[Dataset excerpts]
▼

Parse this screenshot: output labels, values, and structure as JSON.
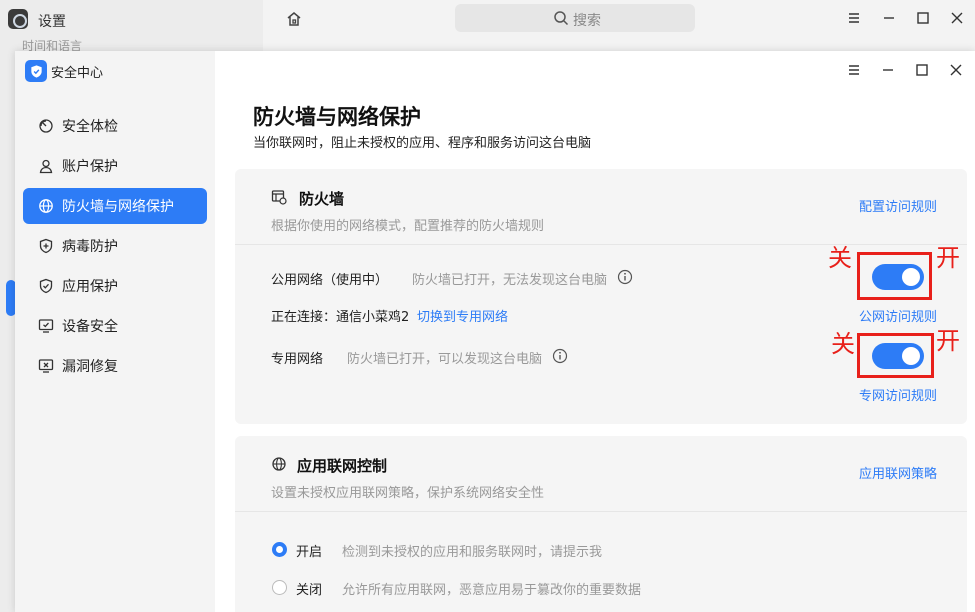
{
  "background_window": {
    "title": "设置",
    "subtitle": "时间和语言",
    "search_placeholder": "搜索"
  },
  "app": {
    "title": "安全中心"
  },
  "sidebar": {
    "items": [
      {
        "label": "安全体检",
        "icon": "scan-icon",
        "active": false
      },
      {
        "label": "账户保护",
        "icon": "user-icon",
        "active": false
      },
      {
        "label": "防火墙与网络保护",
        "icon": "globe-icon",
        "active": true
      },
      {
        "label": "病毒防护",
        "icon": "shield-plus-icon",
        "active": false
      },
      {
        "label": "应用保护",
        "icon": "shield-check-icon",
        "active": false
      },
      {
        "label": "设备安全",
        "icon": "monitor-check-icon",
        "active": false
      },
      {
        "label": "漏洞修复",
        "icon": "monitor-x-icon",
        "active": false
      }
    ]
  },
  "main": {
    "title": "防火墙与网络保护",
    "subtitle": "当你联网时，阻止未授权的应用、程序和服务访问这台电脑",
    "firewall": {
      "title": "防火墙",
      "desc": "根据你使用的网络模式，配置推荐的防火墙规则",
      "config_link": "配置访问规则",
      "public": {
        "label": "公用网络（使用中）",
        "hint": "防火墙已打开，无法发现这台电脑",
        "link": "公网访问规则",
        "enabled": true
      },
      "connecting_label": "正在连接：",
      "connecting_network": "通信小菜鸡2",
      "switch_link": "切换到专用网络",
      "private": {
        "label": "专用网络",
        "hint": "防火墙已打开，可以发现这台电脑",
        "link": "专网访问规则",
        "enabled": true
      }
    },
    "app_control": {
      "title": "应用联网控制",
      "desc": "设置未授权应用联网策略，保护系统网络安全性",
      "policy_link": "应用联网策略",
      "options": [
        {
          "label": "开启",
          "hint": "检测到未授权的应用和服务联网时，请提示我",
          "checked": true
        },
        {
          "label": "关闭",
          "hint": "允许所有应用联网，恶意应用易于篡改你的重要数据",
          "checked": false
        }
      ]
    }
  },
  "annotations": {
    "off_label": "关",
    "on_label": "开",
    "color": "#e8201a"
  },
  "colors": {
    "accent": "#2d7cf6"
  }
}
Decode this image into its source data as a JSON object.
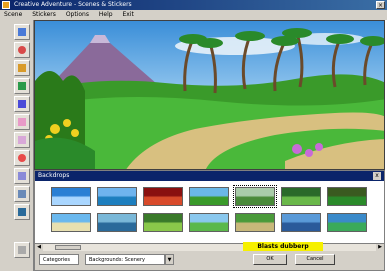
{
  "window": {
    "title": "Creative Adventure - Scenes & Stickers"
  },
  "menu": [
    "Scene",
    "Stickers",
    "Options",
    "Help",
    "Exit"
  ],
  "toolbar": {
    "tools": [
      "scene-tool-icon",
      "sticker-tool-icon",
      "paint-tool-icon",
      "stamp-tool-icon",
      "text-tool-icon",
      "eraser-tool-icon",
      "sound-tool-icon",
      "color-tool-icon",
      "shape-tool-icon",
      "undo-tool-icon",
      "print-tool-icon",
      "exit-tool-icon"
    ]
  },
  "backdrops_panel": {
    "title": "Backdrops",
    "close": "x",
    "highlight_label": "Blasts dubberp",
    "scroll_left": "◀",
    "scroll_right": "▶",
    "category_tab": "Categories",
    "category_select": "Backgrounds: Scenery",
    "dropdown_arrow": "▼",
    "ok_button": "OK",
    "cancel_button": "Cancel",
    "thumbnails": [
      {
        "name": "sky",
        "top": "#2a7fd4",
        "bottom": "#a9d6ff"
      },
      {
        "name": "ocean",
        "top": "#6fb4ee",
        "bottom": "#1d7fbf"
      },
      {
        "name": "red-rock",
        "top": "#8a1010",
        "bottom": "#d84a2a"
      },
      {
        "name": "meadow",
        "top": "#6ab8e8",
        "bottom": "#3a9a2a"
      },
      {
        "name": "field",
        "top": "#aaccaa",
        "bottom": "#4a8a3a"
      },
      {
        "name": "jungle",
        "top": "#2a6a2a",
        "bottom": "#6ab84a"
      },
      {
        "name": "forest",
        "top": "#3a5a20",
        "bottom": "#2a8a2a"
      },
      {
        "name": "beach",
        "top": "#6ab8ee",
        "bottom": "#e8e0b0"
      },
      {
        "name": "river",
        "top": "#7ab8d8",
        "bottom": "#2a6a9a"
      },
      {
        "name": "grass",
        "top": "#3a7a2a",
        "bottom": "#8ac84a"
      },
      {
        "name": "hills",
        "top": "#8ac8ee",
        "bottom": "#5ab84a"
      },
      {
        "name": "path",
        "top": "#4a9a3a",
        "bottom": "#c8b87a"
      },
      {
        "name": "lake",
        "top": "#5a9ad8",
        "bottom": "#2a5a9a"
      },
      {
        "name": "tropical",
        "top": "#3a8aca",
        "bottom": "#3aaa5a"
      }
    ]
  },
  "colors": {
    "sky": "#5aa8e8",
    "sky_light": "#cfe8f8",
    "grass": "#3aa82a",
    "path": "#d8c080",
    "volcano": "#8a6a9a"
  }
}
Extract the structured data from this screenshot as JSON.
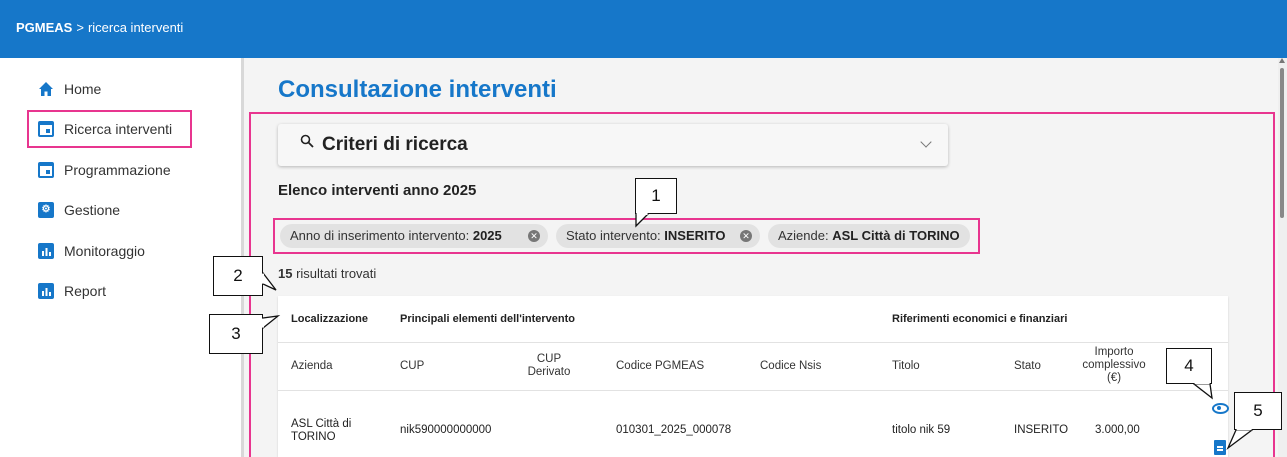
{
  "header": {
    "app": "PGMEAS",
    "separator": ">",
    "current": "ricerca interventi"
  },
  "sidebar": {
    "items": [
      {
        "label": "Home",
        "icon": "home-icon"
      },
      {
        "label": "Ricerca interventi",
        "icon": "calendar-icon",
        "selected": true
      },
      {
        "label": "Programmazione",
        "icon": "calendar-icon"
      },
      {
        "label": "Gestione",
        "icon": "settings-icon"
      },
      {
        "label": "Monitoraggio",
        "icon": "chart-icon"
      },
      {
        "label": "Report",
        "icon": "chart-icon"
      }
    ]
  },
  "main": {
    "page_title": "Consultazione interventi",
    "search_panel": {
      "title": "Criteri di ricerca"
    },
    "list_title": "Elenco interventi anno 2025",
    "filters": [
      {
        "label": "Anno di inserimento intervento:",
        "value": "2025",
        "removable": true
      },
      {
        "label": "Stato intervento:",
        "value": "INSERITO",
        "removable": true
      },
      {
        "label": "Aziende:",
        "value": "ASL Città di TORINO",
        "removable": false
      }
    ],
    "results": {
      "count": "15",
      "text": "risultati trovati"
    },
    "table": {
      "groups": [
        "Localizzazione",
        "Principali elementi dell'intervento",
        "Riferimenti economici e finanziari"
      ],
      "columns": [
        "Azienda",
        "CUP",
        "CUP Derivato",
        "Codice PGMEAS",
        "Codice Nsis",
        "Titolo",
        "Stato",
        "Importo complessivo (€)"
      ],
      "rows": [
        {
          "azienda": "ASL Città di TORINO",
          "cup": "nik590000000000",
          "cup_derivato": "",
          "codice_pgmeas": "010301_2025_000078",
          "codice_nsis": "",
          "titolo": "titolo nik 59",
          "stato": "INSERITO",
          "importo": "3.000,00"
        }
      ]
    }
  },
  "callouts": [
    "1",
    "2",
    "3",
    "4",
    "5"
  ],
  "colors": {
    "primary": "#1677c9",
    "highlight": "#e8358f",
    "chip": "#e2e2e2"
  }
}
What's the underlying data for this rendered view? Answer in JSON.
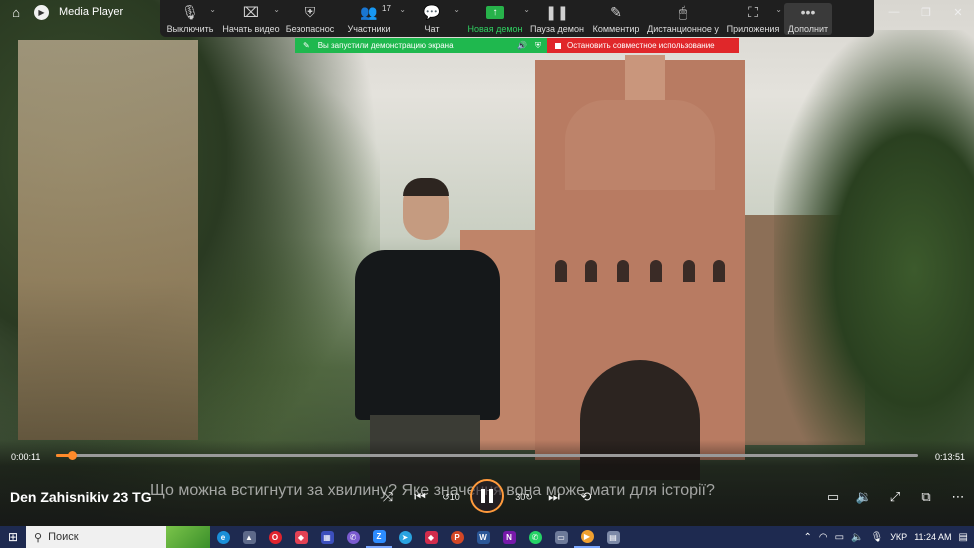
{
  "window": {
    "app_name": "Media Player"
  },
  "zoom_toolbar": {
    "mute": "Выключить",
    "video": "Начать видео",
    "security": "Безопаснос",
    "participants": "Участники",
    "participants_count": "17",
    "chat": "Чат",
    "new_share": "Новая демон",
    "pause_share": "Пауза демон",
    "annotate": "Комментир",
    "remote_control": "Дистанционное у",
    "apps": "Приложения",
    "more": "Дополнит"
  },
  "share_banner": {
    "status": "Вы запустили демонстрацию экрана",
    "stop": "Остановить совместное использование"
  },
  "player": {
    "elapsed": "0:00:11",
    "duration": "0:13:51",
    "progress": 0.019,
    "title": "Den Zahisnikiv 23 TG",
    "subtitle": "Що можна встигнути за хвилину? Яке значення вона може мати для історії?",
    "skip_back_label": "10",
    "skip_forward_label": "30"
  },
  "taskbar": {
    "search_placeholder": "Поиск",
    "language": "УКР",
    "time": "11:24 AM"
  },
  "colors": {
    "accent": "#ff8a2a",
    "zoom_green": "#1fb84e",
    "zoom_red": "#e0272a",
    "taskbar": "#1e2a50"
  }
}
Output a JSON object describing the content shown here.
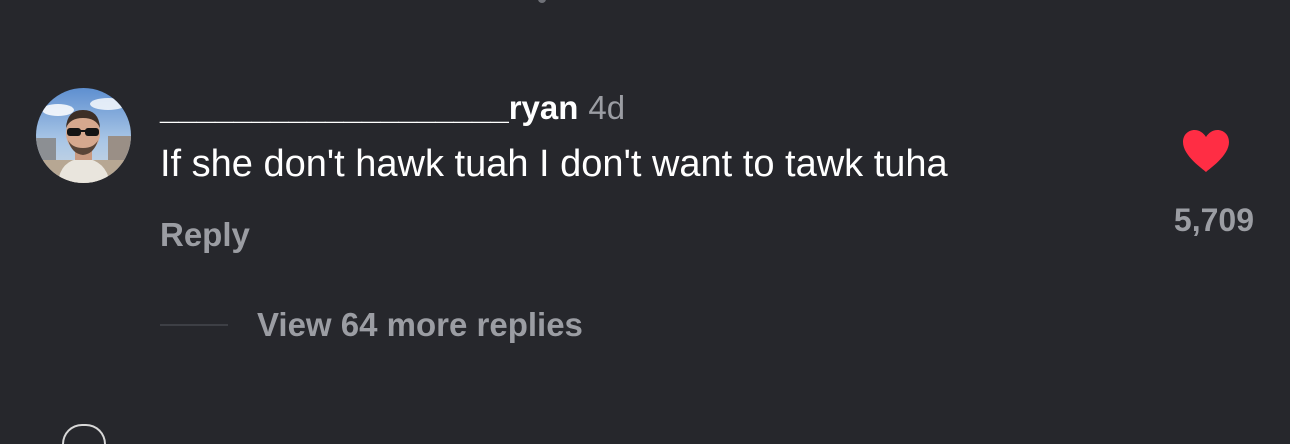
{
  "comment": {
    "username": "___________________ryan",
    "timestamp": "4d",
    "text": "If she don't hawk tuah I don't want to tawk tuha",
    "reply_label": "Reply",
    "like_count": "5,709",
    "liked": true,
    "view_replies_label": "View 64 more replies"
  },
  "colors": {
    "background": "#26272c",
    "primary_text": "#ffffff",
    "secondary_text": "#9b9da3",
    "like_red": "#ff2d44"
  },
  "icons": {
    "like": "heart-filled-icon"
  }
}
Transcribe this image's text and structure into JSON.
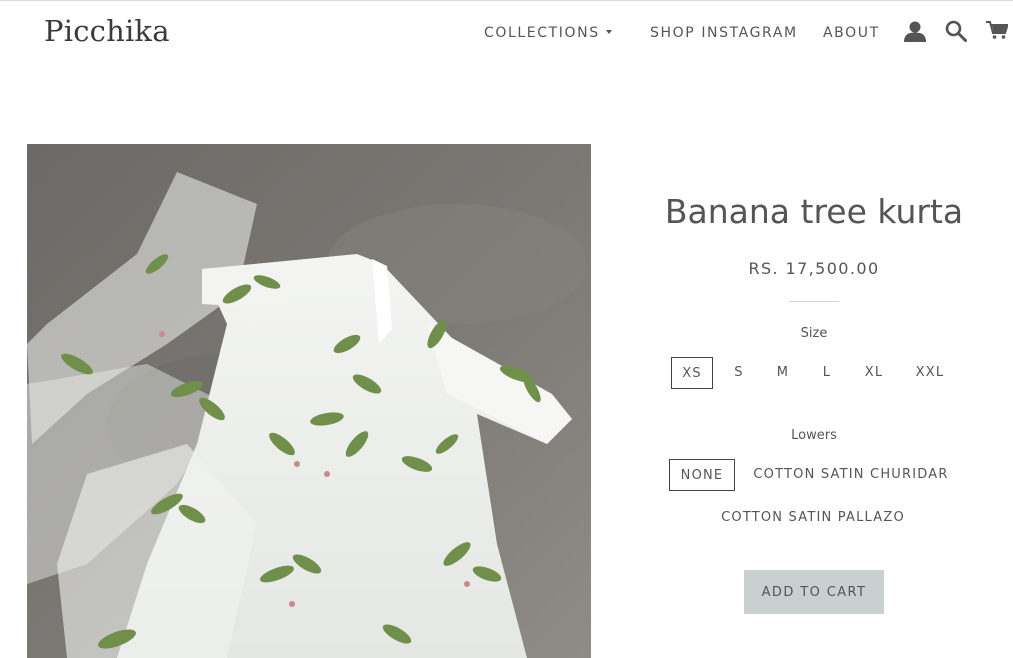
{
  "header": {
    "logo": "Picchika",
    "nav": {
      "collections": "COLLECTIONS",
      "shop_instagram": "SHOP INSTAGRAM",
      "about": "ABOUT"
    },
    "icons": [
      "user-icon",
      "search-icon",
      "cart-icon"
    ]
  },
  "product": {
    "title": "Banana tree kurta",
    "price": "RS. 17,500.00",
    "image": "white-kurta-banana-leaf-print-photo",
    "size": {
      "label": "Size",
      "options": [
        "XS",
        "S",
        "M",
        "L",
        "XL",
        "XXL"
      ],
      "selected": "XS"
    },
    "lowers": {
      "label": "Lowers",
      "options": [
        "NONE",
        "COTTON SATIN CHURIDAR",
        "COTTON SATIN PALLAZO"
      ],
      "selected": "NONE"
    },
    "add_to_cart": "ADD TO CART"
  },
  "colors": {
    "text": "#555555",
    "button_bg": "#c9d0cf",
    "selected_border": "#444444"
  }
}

▲

Return each line among the entries that holds the word "防火墙已打开".

RESULT BELOW:
        "hint": "防火墙已打开，无法发现这台电脑",
        "hint": "防火墙已打开，可以发现这台电脑",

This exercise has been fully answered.